Entries with figure data:
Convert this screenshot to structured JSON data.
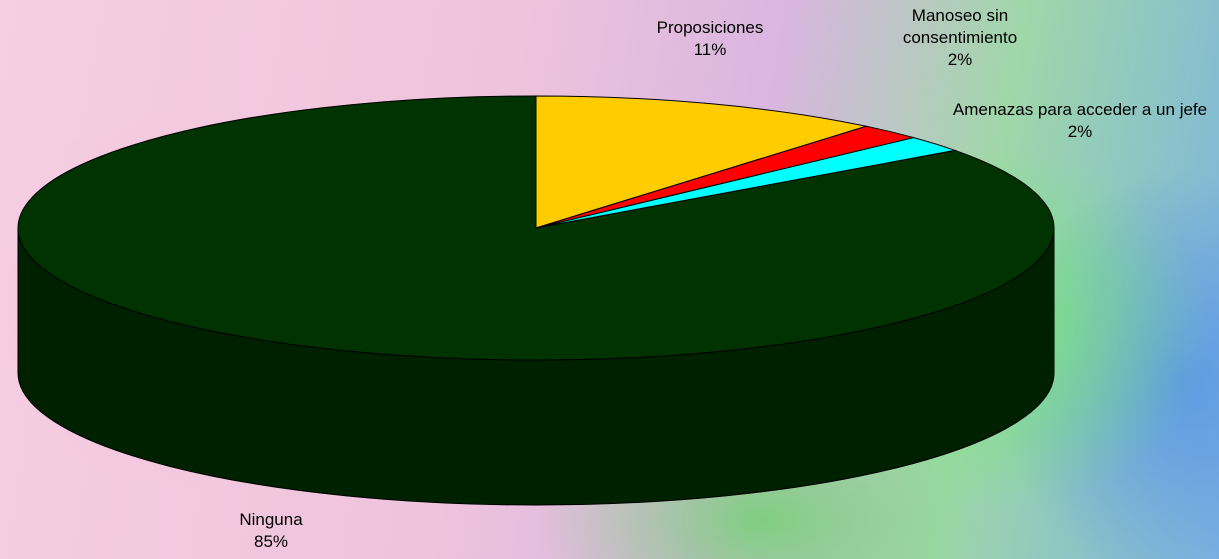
{
  "chart_data": {
    "type": "pie3d",
    "categories": [
      "Proposiciones",
      "Manoseo sin consentimiento",
      "Amenazas para acceder a un jefe",
      "Ninguna"
    ],
    "values": [
      11,
      2,
      2,
      85
    ],
    "value_labels": [
      "11%",
      "2%",
      "2%",
      "85%"
    ],
    "colors": [
      "#ffcc00",
      "#ff0000",
      "#00ffff",
      "#003300"
    ]
  }
}
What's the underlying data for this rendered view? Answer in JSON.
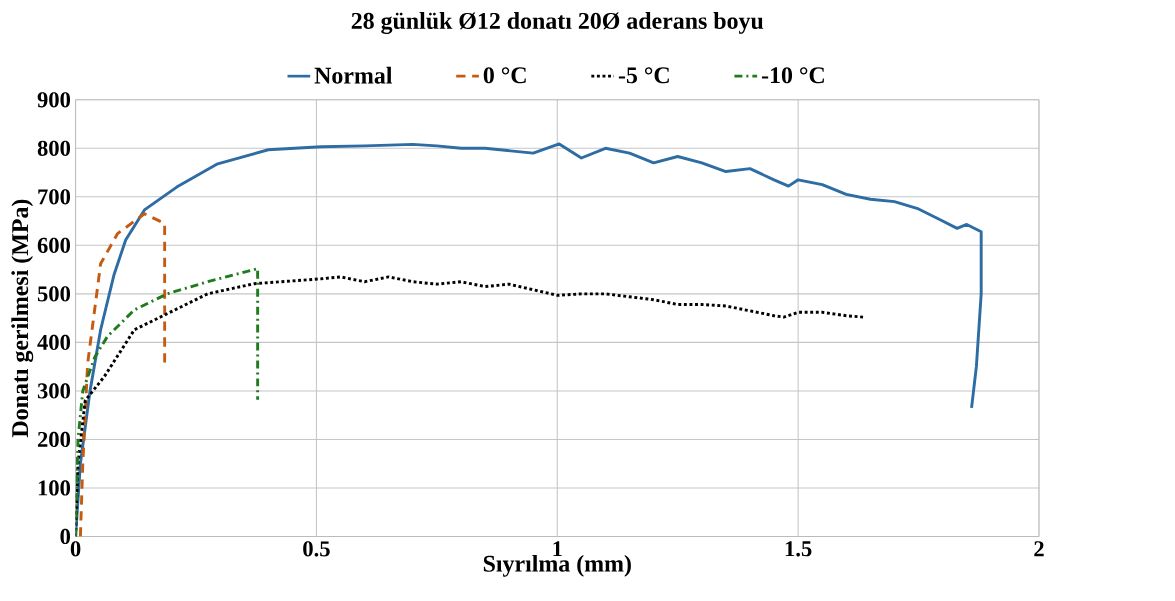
{
  "chart_data": {
    "type": "line",
    "title": "28 günlük  Ø12 donatı 20Ø aderans boyu",
    "xlabel": "Sıyrılma (mm)",
    "ylabel": "Donatı gerilmesi (MPa)",
    "xlim": [
      0,
      2
    ],
    "ylim": [
      0,
      900
    ],
    "xticks": [
      0,
      0.5,
      1,
      1.5,
      2
    ],
    "yticks": [
      0,
      100,
      200,
      300,
      400,
      500,
      600,
      700,
      800,
      900
    ],
    "grid": true,
    "legend": "top",
    "series": [
      {
        "name": "Normal",
        "color": "#2e6ca4",
        "line_style": "solid",
        "x": [
          0,
          0.01,
          0.03,
          0.052,
          0.08,
          0.104,
          0.143,
          0.21,
          0.295,
          0.4,
          0.51,
          0.6,
          0.7,
          0.75,
          0.8,
          0.85,
          0.9,
          0.95,
          1.004,
          1.05,
          1.1,
          1.15,
          1.2,
          1.25,
          1.3,
          1.35,
          1.4,
          1.45,
          1.48,
          1.5,
          1.55,
          1.6,
          1.65,
          1.7,
          1.75,
          1.8,
          1.83,
          1.85,
          1.88,
          1.88,
          1.87,
          1.86
        ],
        "values": [
          0,
          150,
          300,
          426,
          540,
          611,
          673,
          720,
          768,
          797,
          803,
          805,
          808,
          805,
          800,
          800,
          795,
          790,
          809,
          780,
          800,
          790,
          770,
          783,
          770,
          752,
          758,
          735,
          722,
          735,
          725,
          705,
          695,
          690,
          675,
          650,
          635,
          643,
          628,
          500,
          350,
          265
        ]
      },
      {
        "name": "0 °C",
        "color": "#c55a11",
        "line_style": "dashed",
        "x": [
          0.01,
          0.015,
          0.025,
          0.052,
          0.087,
          0.143,
          0.185,
          0.185
        ],
        "values": [
          0,
          150,
          356,
          562,
          624,
          665,
          645,
          350
        ]
      },
      {
        "name": "-5 °C",
        "color": "#000000",
        "line_style": "dotted",
        "x": [
          0,
          0.005,
          0.02,
          0.06,
          0.122,
          0.19,
          0.274,
          0.371,
          0.51,
          0.55,
          0.6,
          0.65,
          0.7,
          0.75,
          0.8,
          0.85,
          0.9,
          1.0,
          1.05,
          1.1,
          1.2,
          1.25,
          1.3,
          1.35,
          1.4,
          1.45,
          1.47,
          1.5,
          1.55,
          1.6,
          1.635
        ],
        "values": [
          0,
          150,
          280,
          330,
          426,
          459,
          500,
          521,
          531,
          535,
          525,
          535,
          525,
          520,
          525,
          515,
          520,
          497,
          500,
          500,
          488,
          478,
          478,
          475,
          465,
          455,
          452,
          462,
          462,
          455,
          452
        ]
      },
      {
        "name": "-10 °C",
        "color": "#1e7b1e",
        "line_style": "dashdot",
        "x": [
          0,
          0.005,
          0.015,
          0.04,
          0.066,
          0.122,
          0.19,
          0.274,
          0.378,
          0.378
        ],
        "values": [
          0,
          200,
          300,
          370,
          412,
          467,
          500,
          525,
          552,
          282
        ]
      }
    ]
  }
}
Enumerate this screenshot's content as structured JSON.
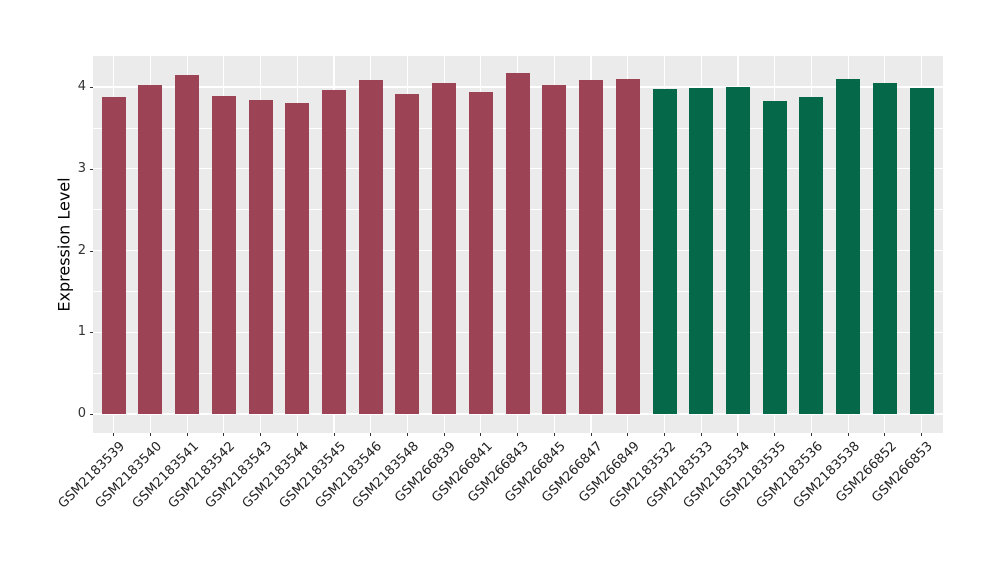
{
  "chart_data": {
    "type": "bar",
    "title": "",
    "xlabel": "",
    "ylabel": "Expression Level",
    "yticks": [
      0,
      1,
      2,
      3,
      4
    ],
    "ylim": [
      0,
      4.39
    ],
    "grid": true,
    "legend_position": "none",
    "categories": [
      "GSM2183539",
      "GSM2183540",
      "GSM2183541",
      "GSM2183542",
      "GSM2183543",
      "GSM2183544",
      "GSM2183545",
      "GSM2183546",
      "GSM2183548",
      "GSM266839",
      "GSM266841",
      "GSM266843",
      "GSM266845",
      "GSM266847",
      "GSM266849",
      "GSM2183532",
      "GSM2183533",
      "GSM2183534",
      "GSM2183535",
      "GSM2183536",
      "GSM2183538",
      "GSM266852",
      "GSM266853"
    ],
    "values": [
      3.88,
      4.02,
      4.15,
      3.89,
      3.84,
      3.8,
      3.96,
      4.08,
      3.92,
      4.05,
      3.94,
      4.17,
      4.02,
      4.08,
      4.1,
      3.97,
      3.99,
      4.0,
      3.83,
      3.88,
      4.1,
      4.05,
      3.99
    ],
    "colors": [
      "#9C4355",
      "#9C4355",
      "#9C4355",
      "#9C4355",
      "#9C4355",
      "#9C4355",
      "#9C4355",
      "#9C4355",
      "#9C4355",
      "#9C4355",
      "#9C4355",
      "#9C4355",
      "#9C4355",
      "#9C4355",
      "#9C4355",
      "#056849",
      "#056849",
      "#056849",
      "#056849",
      "#056849",
      "#056849",
      "#056849",
      "#056849"
    ]
  },
  "style": {
    "panel_background": "#EBEBEB",
    "gridline_color": "#FFFFFF",
    "bar_color_group_a": "#9C4355",
    "bar_color_group_b": "#056849",
    "axis_text_color": "#333333",
    "axis_title_color": "#000000"
  }
}
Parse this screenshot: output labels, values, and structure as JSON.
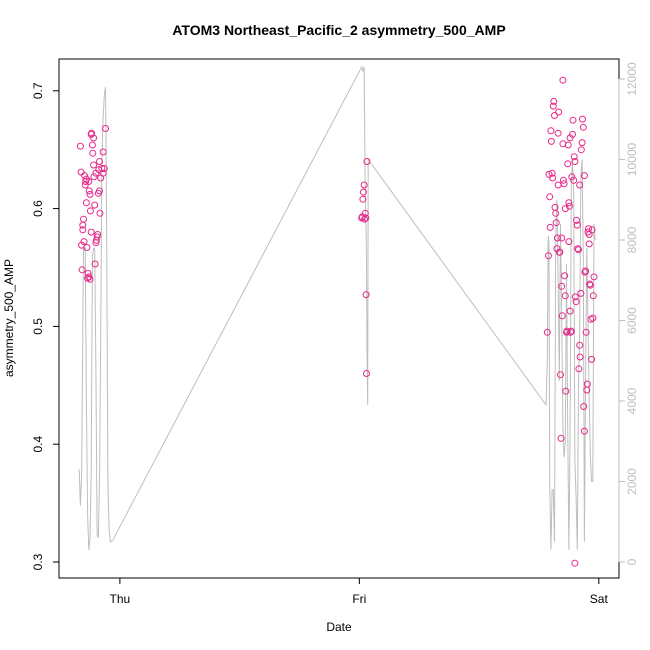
{
  "chart_data": {
    "type": "scatter",
    "title": "ATOM3 Northeast_Pacific_2 asymmetry_500_AMP",
    "xlabel": "Date",
    "ylabel": "asymmetry_500_AMP",
    "x_unit": "days",
    "x_ticks": [
      {
        "label": "Thu",
        "value": 1.0
      },
      {
        "label": "Fri",
        "value": 2.0
      },
      {
        "label": "Sat",
        "value": 3.0
      }
    ],
    "xlim": [
      0.8,
      3.03
    ],
    "ylim": [
      0.3,
      0.71
    ],
    "y_ticks": [
      0.3,
      0.4,
      0.5,
      0.6,
      0.7
    ],
    "y2lim": [
      0,
      12000
    ],
    "y2_ticks": [
      0,
      2000,
      4000,
      6000,
      8000,
      10000,
      12000
    ],
    "colors": {
      "points": "#e7298a",
      "line": "#bebebe",
      "box": "#000000"
    },
    "series": [
      {
        "marker": "circle",
        "axis": "left",
        "points": [
          [
            0.835,
            0.653
          ],
          [
            0.838,
            0.631
          ],
          [
            0.84,
            0.569
          ],
          [
            0.842,
            0.548
          ],
          [
            0.845,
            0.586
          ],
          [
            0.848,
            0.591
          ],
          [
            0.85,
            0.572
          ],
          [
            0.852,
            0.628
          ],
          [
            0.855,
            0.62
          ],
          [
            0.857,
            0.623
          ],
          [
            0.86,
            0.605
          ],
          [
            0.862,
            0.567
          ],
          [
            0.865,
            0.541
          ],
          [
            0.867,
            0.545
          ],
          [
            0.87,
            0.623
          ],
          [
            0.872,
            0.615
          ],
          [
            0.875,
            0.612
          ],
          [
            0.877,
            0.598
          ],
          [
            0.88,
            0.663
          ],
          [
            0.882,
            0.664
          ],
          [
            0.885,
            0.654
          ],
          [
            0.887,
            0.647
          ],
          [
            0.89,
            0.637
          ],
          [
            0.892,
            0.627
          ],
          [
            0.895,
            0.603
          ],
          [
            0.897,
            0.553
          ],
          [
            0.9,
            0.571
          ],
          [
            0.902,
            0.573
          ],
          [
            0.905,
            0.576
          ],
          [
            0.907,
            0.578
          ],
          [
            0.91,
            0.613
          ],
          [
            0.912,
            0.633
          ],
          [
            0.915,
            0.615
          ],
          [
            0.917,
            0.596
          ],
          [
            0.92,
            0.626
          ],
          [
            0.925,
            0.634
          ],
          [
            0.93,
            0.648
          ],
          [
            0.935,
            0.634
          ],
          [
            0.94,
            0.668
          ],
          [
            0.87,
            0.542
          ],
          [
            0.875,
            0.54
          ],
          [
            0.88,
            0.58
          ],
          [
            0.89,
            0.66
          ],
          [
            0.9,
            0.63
          ],
          [
            0.915,
            0.64
          ],
          [
            0.93,
            0.63
          ],
          [
            0.86,
            0.625
          ],
          [
            0.845,
            0.582
          ],
          [
            2.01,
            0.592
          ],
          [
            2.012,
            0.593
          ],
          [
            2.015,
            0.608
          ],
          [
            2.017,
            0.614
          ],
          [
            2.02,
            0.62
          ],
          [
            2.022,
            0.591
          ],
          [
            2.025,
            0.596
          ],
          [
            2.027,
            0.592
          ],
          [
            2.028,
            0.527
          ],
          [
            2.03,
            0.46
          ],
          [
            2.032,
            0.64
          ],
          [
            2.785,
            0.495
          ],
          [
            2.79,
            0.56
          ],
          [
            2.792,
            0.629
          ],
          [
            2.795,
            0.61
          ],
          [
            2.797,
            0.584
          ],
          [
            2.8,
            0.666
          ],
          [
            2.802,
            0.657
          ],
          [
            2.805,
            0.63
          ],
          [
            2.807,
            0.626
          ],
          [
            2.81,
            0.687
          ],
          [
            2.812,
            0.691
          ],
          [
            2.815,
            0.679
          ],
          [
            2.817,
            0.601
          ],
          [
            2.82,
            0.596
          ],
          [
            2.822,
            0.588
          ],
          [
            2.825,
            0.566
          ],
          [
            2.827,
            0.575
          ],
          [
            2.83,
            0.664
          ],
          [
            2.832,
            0.682
          ],
          [
            2.835,
            0.563
          ],
          [
            2.837,
            0.563
          ],
          [
            2.84,
            0.459
          ],
          [
            2.842,
            0.405
          ],
          [
            2.845,
            0.534
          ],
          [
            2.847,
            0.509
          ],
          [
            2.85,
            0.709
          ],
          [
            2.852,
            0.624
          ],
          [
            2.855,
            0.621
          ],
          [
            2.857,
            0.543
          ],
          [
            2.86,
            0.526
          ],
          [
            2.862,
            0.445
          ],
          [
            2.865,
            0.495
          ],
          [
            2.867,
            0.496
          ],
          [
            2.87,
            0.638
          ],
          [
            2.872,
            0.654
          ],
          [
            2.875,
            0.605
          ],
          [
            2.877,
            0.602
          ],
          [
            2.88,
            0.513
          ],
          [
            2.882,
            0.495
          ],
          [
            2.885,
            0.496
          ],
          [
            2.887,
            0.627
          ],
          [
            2.89,
            0.663
          ],
          [
            2.892,
            0.675
          ],
          [
            2.895,
            0.624
          ],
          [
            2.897,
            0.644
          ],
          [
            2.9,
            0.299
          ],
          [
            2.902,
            0.525
          ],
          [
            2.905,
            0.521
          ],
          [
            2.907,
            0.59
          ],
          [
            2.91,
            0.586
          ],
          [
            2.912,
            0.566
          ],
          [
            2.915,
            0.565
          ],
          [
            2.917,
            0.464
          ],
          [
            2.92,
            0.484
          ],
          [
            2.922,
            0.474
          ],
          [
            2.925,
            0.528
          ],
          [
            2.927,
            0.65
          ],
          [
            2.93,
            0.656
          ],
          [
            2.932,
            0.676
          ],
          [
            2.935,
            0.669
          ],
          [
            2.937,
            0.432
          ],
          [
            2.94,
            0.411
          ],
          [
            2.942,
            0.546
          ],
          [
            2.945,
            0.547
          ],
          [
            2.947,
            0.495
          ],
          [
            2.95,
            0.446
          ],
          [
            2.952,
            0.451
          ],
          [
            2.955,
            0.58
          ],
          [
            2.957,
            0.583
          ],
          [
            2.96,
            0.57
          ],
          [
            2.962,
            0.536
          ],
          [
            2.965,
            0.535
          ],
          [
            2.967,
            0.506
          ],
          [
            2.97,
            0.472
          ],
          [
            2.972,
            0.582
          ],
          [
            2.975,
            0.507
          ],
          [
            2.977,
            0.526
          ],
          [
            2.98,
            0.542
          ],
          [
            2.83,
            0.62
          ],
          [
            2.85,
            0.655
          ],
          [
            2.86,
            0.6
          ],
          [
            2.88,
            0.66
          ],
          [
            2.9,
            0.64
          ],
          [
            2.92,
            0.62
          ],
          [
            2.94,
            0.628
          ],
          [
            2.96,
            0.578
          ],
          [
            2.845,
            0.575
          ],
          [
            2.875,
            0.572
          ]
        ]
      },
      {
        "line": true,
        "axis": "right",
        "points": [
          [
            0.83,
            2300
          ],
          [
            0.835,
            1400
          ],
          [
            0.84,
            2200
          ],
          [
            0.848,
            7800
          ],
          [
            0.855,
            7800
          ],
          [
            0.86,
            4000
          ],
          [
            0.865,
            1200
          ],
          [
            0.87,
            300
          ],
          [
            0.875,
            600
          ],
          [
            0.88,
            2200
          ],
          [
            0.885,
            7600
          ],
          [
            0.89,
            7800
          ],
          [
            0.895,
            7800
          ],
          [
            0.9,
            4800
          ],
          [
            0.905,
            700
          ],
          [
            0.91,
            600
          ],
          [
            0.915,
            2000
          ],
          [
            0.92,
            5600
          ],
          [
            0.925,
            10000
          ],
          [
            0.93,
            11000
          ],
          [
            0.935,
            11600
          ],
          [
            0.94,
            11800
          ],
          [
            0.942,
            10600
          ],
          [
            0.945,
            8000
          ],
          [
            0.95,
            2000
          ],
          [
            0.955,
            800
          ],
          [
            0.96,
            500
          ],
          [
            0.97,
            540
          ],
          [
            2.01,
            12300
          ],
          [
            2.015,
            12200
          ],
          [
            2.02,
            12300
          ],
          [
            2.022,
            11000
          ],
          [
            2.025,
            9000
          ],
          [
            2.028,
            8200
          ],
          [
            2.03,
            7500
          ],
          [
            2.032,
            5200
          ],
          [
            2.035,
            3900
          ],
          [
            2.037,
            10000
          ],
          [
            2.78,
            3900
          ],
          [
            2.785,
            5000
          ],
          [
            2.788,
            8000
          ],
          [
            2.79,
            8100
          ],
          [
            2.792,
            7800
          ],
          [
            2.795,
            2000
          ],
          [
            2.8,
            300
          ],
          [
            2.805,
            1800
          ],
          [
            2.81,
            1800
          ],
          [
            2.815,
            500
          ],
          [
            2.82,
            8000
          ],
          [
            2.825,
            9000
          ],
          [
            2.83,
            7000
          ],
          [
            2.835,
            4500
          ],
          [
            2.84,
            8400
          ],
          [
            2.845,
            6100
          ],
          [
            2.85,
            3400
          ],
          [
            2.855,
            2600
          ],
          [
            2.86,
            3000
          ],
          [
            2.865,
            7400
          ],
          [
            2.87,
            3400
          ],
          [
            2.875,
            300
          ],
          [
            2.88,
            3200
          ],
          [
            2.885,
            9400
          ],
          [
            2.89,
            10000
          ],
          [
            2.895,
            9200
          ],
          [
            2.9,
            2500
          ],
          [
            2.905,
            1600
          ],
          [
            2.91,
            300
          ],
          [
            2.915,
            4400
          ],
          [
            2.92,
            5800
          ],
          [
            2.925,
            9600
          ],
          [
            2.93,
            10000
          ],
          [
            2.935,
            7600
          ],
          [
            2.94,
            500
          ],
          [
            2.945,
            4600
          ],
          [
            2.95,
            7800
          ],
          [
            2.955,
            6000
          ],
          [
            2.96,
            4000
          ],
          [
            2.965,
            2600
          ],
          [
            2.97,
            2000
          ],
          [
            2.975,
            2000
          ],
          [
            2.98,
            8400
          ],
          [
            2.985,
            8000
          ]
        ]
      }
    ],
    "grid": false,
    "legend": "none"
  }
}
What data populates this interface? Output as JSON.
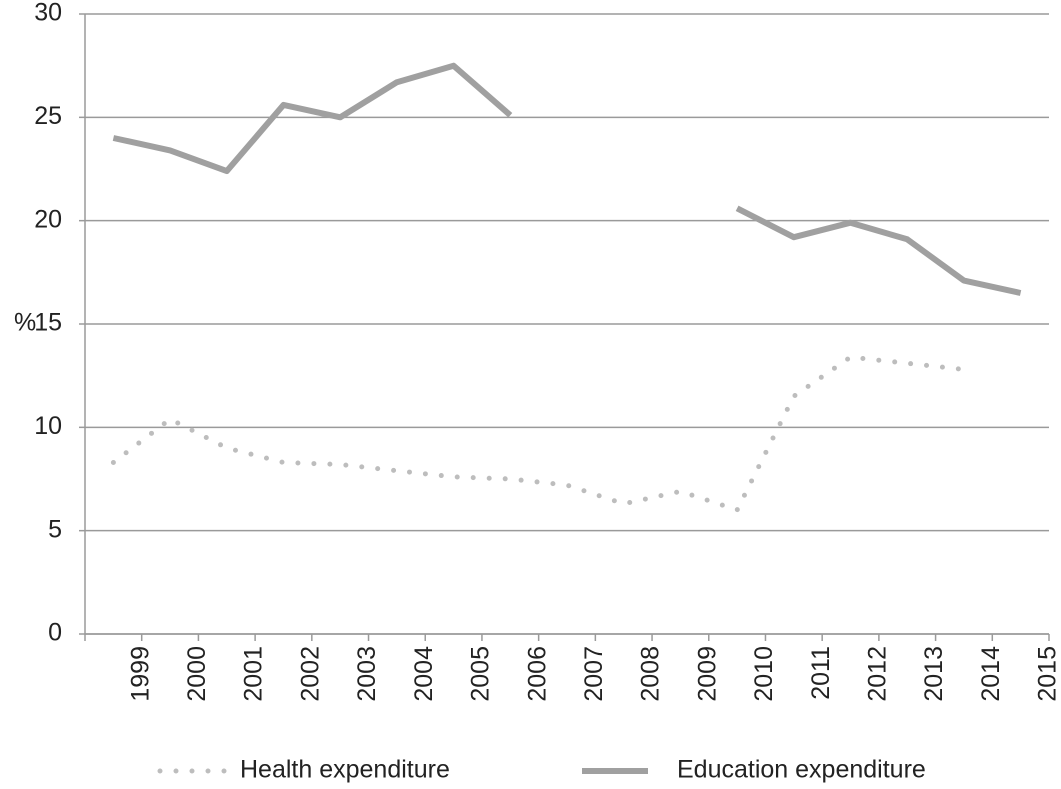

> [Task statement]:
Using the listing above, pick out each line that contains the word "this", then copy it.

> [Result of the task]:
Convert this screenshot to structured JSON data.
What's the underlying data for this rendered view? Answer in JSON.
Enumerate this screenshot's content as structured JSON.
Parse this screenshot: output labels, values, and structure as JSON.
What data populates this interface? Output as JSON.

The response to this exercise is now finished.